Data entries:
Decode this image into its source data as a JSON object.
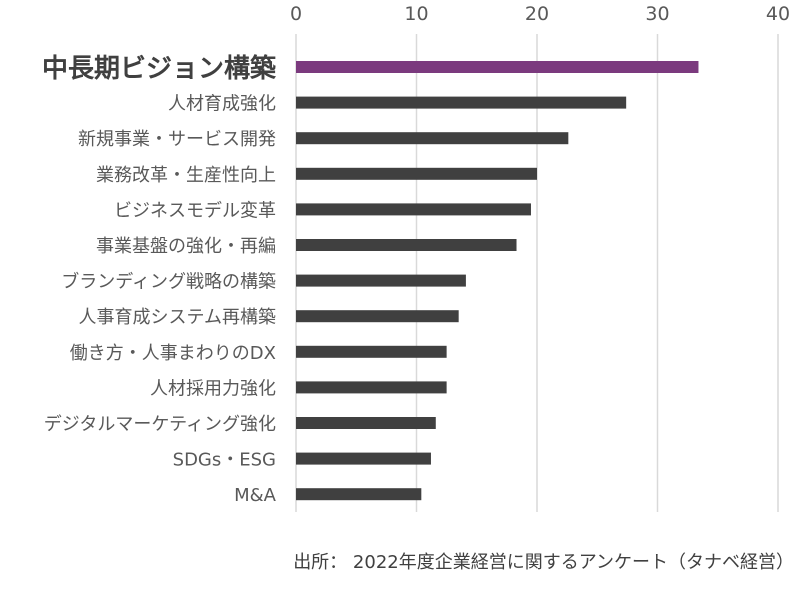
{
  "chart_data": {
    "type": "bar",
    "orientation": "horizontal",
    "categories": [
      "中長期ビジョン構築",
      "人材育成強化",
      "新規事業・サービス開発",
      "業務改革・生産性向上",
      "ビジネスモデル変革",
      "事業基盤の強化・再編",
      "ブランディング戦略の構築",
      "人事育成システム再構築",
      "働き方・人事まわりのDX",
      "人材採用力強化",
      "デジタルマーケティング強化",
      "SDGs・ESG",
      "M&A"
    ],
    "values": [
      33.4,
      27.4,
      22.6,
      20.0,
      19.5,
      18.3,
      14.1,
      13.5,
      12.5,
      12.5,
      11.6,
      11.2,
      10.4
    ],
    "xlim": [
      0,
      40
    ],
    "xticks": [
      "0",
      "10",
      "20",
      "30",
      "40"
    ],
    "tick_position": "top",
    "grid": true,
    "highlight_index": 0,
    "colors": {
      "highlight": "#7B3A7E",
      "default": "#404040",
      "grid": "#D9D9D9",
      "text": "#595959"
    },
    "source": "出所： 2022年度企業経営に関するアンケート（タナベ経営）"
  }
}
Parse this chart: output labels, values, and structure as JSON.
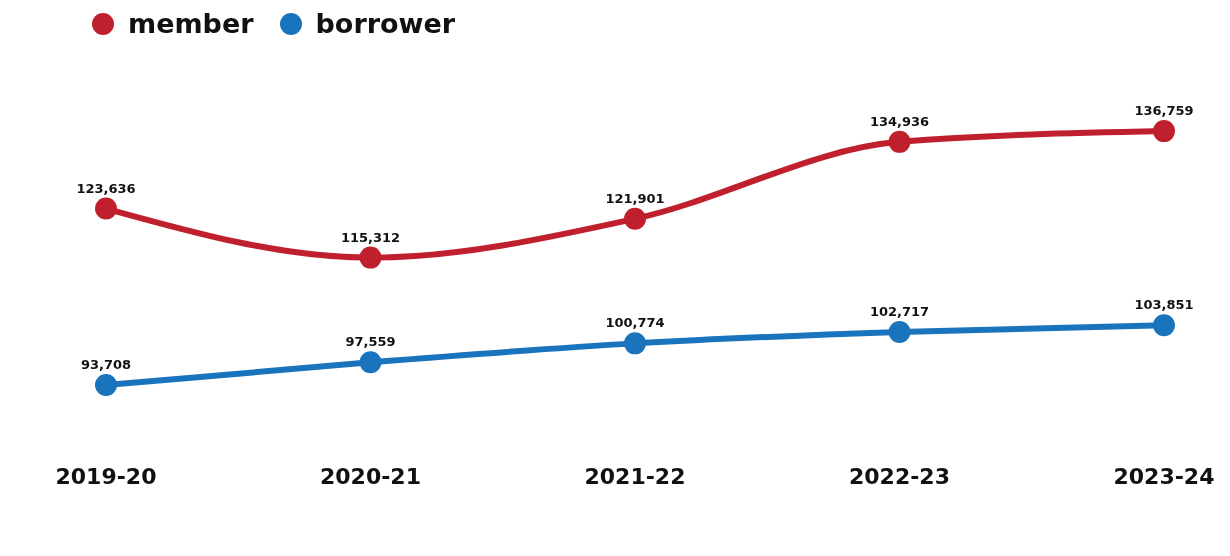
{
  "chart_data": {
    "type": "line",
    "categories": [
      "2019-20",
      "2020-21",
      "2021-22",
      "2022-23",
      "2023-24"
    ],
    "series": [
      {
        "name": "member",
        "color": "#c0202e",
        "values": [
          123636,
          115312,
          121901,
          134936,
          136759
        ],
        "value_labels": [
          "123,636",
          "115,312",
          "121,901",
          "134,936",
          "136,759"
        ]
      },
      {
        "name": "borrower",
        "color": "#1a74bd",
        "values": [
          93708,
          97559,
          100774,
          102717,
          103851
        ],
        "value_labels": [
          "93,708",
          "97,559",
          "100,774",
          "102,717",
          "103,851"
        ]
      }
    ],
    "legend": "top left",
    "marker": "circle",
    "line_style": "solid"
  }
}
...
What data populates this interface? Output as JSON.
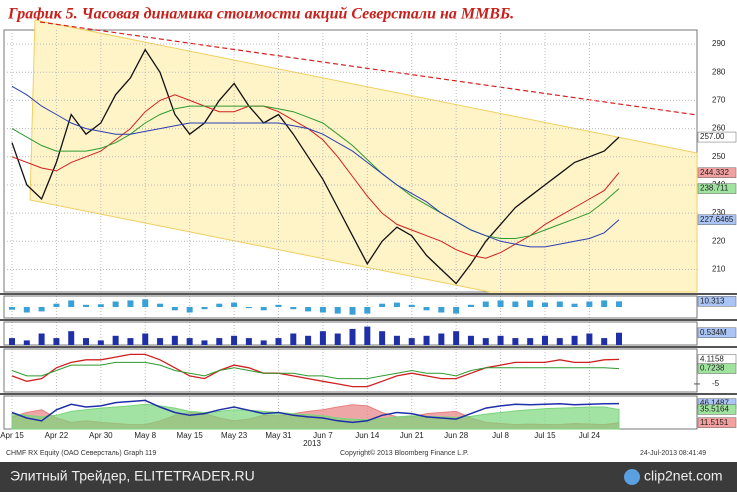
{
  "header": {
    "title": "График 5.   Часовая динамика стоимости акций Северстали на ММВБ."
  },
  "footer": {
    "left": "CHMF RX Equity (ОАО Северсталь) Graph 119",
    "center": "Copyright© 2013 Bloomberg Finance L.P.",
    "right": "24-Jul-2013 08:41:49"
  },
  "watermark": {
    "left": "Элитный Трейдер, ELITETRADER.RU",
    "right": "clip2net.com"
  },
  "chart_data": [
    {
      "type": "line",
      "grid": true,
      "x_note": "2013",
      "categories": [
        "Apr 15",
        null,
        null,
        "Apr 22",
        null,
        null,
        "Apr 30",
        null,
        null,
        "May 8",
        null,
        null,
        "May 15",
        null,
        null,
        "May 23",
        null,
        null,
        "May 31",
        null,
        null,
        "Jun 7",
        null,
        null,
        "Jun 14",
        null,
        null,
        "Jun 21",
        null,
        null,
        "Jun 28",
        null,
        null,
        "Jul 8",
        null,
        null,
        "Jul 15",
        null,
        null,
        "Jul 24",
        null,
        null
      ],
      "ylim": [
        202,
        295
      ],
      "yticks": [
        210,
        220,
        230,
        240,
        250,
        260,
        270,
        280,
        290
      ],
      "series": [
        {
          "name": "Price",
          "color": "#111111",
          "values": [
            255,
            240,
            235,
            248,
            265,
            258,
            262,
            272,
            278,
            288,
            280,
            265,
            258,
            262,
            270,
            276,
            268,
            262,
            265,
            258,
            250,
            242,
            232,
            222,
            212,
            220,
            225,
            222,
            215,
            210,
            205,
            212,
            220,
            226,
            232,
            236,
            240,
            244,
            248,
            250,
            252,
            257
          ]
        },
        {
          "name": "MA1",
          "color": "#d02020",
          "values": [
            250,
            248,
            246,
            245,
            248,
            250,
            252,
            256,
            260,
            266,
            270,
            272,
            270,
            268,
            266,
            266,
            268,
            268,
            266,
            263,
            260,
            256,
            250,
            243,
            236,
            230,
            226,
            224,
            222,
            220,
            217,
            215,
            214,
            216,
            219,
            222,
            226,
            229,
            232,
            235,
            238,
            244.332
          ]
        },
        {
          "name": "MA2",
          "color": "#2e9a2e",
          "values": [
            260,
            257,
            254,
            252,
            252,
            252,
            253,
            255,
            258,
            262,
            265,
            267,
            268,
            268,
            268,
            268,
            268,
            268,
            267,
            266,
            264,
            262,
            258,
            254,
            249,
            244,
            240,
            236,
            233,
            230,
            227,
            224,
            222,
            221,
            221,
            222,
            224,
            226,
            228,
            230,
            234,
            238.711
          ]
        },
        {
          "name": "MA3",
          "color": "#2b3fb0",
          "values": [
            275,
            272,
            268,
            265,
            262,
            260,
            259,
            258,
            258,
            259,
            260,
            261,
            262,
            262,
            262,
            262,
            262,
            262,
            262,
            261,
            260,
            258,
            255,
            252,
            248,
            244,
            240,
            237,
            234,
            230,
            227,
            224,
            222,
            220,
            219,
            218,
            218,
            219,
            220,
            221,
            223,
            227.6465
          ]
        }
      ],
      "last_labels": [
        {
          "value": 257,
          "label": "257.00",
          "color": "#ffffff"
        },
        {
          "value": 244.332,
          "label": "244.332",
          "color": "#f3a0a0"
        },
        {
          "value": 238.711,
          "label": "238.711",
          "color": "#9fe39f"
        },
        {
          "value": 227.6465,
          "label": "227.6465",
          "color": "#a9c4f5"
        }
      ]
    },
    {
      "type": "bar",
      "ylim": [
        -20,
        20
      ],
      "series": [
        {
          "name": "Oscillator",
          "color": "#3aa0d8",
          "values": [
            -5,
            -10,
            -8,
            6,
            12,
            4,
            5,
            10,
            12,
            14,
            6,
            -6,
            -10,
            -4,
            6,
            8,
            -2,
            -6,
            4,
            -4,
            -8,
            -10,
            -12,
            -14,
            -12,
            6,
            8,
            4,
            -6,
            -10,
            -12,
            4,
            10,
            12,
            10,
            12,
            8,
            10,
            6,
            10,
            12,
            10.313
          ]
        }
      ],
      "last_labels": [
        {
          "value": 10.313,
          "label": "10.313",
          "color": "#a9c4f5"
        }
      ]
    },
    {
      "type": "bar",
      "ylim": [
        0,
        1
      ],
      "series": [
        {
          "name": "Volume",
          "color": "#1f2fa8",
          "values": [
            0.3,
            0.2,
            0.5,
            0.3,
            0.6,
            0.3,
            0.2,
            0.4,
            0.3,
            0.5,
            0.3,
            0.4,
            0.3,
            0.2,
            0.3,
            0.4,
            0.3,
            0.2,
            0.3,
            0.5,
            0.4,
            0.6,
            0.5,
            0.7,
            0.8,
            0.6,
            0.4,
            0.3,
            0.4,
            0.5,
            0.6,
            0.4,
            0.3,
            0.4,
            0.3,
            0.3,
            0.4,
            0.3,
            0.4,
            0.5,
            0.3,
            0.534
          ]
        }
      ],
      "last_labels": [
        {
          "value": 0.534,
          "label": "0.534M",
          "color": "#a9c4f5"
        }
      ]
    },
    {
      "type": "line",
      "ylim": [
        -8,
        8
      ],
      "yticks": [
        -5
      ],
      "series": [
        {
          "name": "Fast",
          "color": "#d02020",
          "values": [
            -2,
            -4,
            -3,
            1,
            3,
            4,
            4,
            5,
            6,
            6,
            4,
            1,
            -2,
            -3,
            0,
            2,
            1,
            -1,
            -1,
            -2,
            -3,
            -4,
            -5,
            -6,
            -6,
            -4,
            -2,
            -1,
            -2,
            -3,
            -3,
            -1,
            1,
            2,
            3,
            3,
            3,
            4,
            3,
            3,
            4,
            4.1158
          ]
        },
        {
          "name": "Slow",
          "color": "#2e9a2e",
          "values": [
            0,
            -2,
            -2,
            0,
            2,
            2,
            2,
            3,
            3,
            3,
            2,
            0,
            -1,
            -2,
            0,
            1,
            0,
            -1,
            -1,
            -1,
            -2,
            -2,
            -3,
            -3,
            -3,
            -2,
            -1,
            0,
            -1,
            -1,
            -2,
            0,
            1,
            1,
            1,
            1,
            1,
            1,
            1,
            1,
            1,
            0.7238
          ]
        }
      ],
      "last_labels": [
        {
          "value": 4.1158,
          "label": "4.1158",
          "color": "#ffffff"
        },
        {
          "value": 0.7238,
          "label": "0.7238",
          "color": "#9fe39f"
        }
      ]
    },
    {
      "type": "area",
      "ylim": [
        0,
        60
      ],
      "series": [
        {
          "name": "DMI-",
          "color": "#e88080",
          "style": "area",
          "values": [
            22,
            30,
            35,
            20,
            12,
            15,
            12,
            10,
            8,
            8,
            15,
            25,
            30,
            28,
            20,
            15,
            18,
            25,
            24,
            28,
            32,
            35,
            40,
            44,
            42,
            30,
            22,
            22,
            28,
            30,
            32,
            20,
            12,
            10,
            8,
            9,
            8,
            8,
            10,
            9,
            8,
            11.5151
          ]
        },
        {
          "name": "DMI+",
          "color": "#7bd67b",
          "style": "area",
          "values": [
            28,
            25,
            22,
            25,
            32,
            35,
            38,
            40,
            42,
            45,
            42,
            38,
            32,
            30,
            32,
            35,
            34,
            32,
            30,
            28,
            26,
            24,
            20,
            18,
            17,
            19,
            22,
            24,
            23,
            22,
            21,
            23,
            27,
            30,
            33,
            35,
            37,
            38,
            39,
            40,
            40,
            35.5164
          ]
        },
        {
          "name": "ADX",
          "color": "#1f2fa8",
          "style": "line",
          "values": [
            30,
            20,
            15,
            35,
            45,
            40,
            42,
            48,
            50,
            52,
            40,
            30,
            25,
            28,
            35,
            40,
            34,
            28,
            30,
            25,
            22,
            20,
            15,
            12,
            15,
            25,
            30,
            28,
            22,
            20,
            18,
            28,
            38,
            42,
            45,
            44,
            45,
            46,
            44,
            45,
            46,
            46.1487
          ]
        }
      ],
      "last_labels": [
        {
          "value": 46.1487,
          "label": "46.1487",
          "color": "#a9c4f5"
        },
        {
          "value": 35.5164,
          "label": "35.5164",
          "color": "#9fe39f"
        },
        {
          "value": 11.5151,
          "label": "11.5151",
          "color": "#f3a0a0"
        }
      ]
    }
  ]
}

◆ **Written request**
Extract every line above that contains the word "type".

◆ **Solution for this problem**
    "type": "bar",
    "type": "line",
      "type": "line",
      "type": "bar",
      "type": "bar",
      "type": "line",
      "type": "area",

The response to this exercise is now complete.